■ Directions
Output the listing below exactly, minus its images.

○ ○ ○ ○

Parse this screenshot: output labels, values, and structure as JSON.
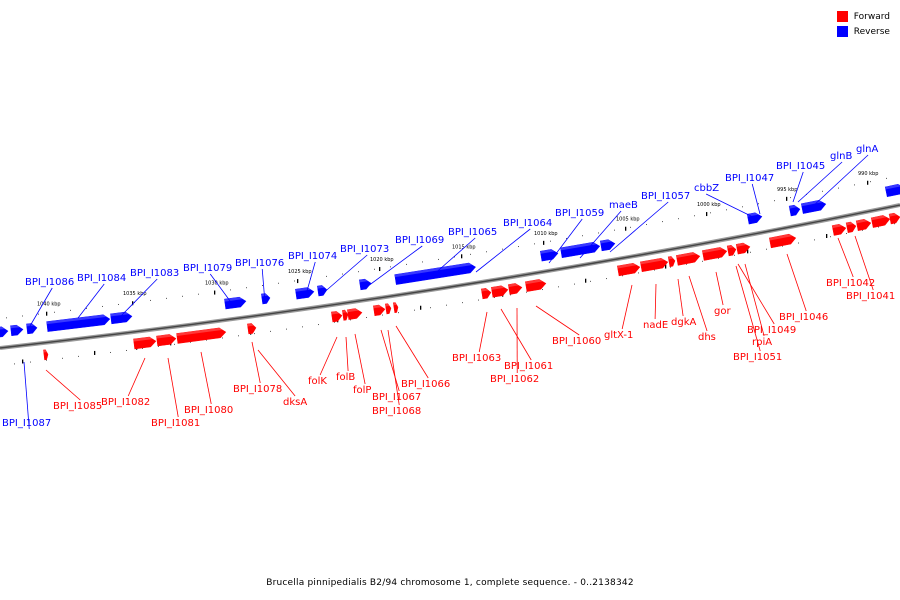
{
  "legend": {
    "forward_label": "Forward",
    "reverse_label": "Reverse",
    "forward_color": "#ff0000",
    "reverse_color": "#0000ff"
  },
  "caption": "Brucella pinnipedialis B2/94 chromosome 1, complete sequence. - 0..2138342",
  "scale_ticks": [
    "1040 kbp",
    "1035 kbp",
    "1030 kbp",
    "1025 kbp",
    "1020 kbp",
    "1015 kbp",
    "1010 kbp",
    "1005 kbp",
    "1000 kbp",
    "995 kbp",
    "990 kbp"
  ],
  "reverse_genes": [
    "BPI_I1087",
    "BPI_I1086",
    "BPI_I1084",
    "BPI_I1083",
    "BPI_I1079",
    "BPI_I1076",
    "BPI_I1074",
    "BPI_I1073",
    "BPI_I1069",
    "BPI_I1065",
    "BPI_I1064",
    "BPI_I1059",
    "maeB",
    "BPI_I1057",
    "cbbZ",
    "BPI_I1047",
    "BPI_I1045",
    "glnB",
    "glnA"
  ],
  "forward_genes": [
    "BPI_I1085",
    "BPI_I1082",
    "BPI_I1081",
    "BPI_I1080",
    "BPI_I1078",
    "dksA",
    "folK",
    "folB",
    "folP",
    "BPI_I1067",
    "BPI_I1068",
    "BPI_I1066",
    "BPI_I1063",
    "BPI_I1061",
    "BPI_I1062",
    "BPI_I1060",
    "gltX-1",
    "nadE",
    "dgkA",
    "dhs",
    "gor",
    "BPI_I1049",
    "rpiA",
    "BPI_I1051",
    "BPI_I1046",
    "BPI_I1042",
    "BPI_I1041"
  ]
}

○ ○ ○ ○

■ Result for this exercise
Parse this screenshot: output labels, values, and structure as JSON.
{
  "legend": {
    "forward_label": "Forward",
    "reverse_label": "Reverse",
    "forward_color": "#ff0000",
    "reverse_color": "#0000ff"
  },
  "caption": "Brucella pinnipedialis B2/94 chromosome 1, complete sequence. - 0..2138342",
  "scale_ticks": [
    "1040 kbp",
    "1035 kbp",
    "1030 kbp",
    "1025 kbp",
    "1020 kbp",
    "1015 kbp",
    "1010 kbp",
    "1005 kbp",
    "1000 kbp",
    "995 kbp",
    "990 kbp"
  ],
  "reverse_genes": [
    "BPI_I1087",
    "BPI_I1086",
    "BPI_I1084",
    "BPI_I1083",
    "BPI_I1079",
    "BPI_I1076",
    "BPI_I1074",
    "BPI_I1073",
    "BPI_I1069",
    "BPI_I1065",
    "BPI_I1064",
    "BPI_I1059",
    "maeB",
    "BPI_I1057",
    "cbbZ",
    "BPI_I1047",
    "BPI_I1045",
    "glnB",
    "glnA"
  ],
  "forward_genes": [
    "BPI_I1085",
    "BPI_I1082",
    "BPI_I1081",
    "BPI_I1080",
    "BPI_I1078",
    "dksA",
    "folK",
    "folB",
    "folP",
    "BPI_I1067",
    "BPI_I1068",
    "BPI_I1066",
    "BPI_I1063",
    "BPI_I1061",
    "BPI_I1062",
    "BPI_I1060",
    "gltX-1",
    "nadE",
    "dgkA",
    "dhs",
    "gor",
    "BPI_I1049",
    "rpiA",
    "BPI_I1051",
    "BPI_I1046",
    "BPI_I1042",
    "BPI_I1041"
  ]
}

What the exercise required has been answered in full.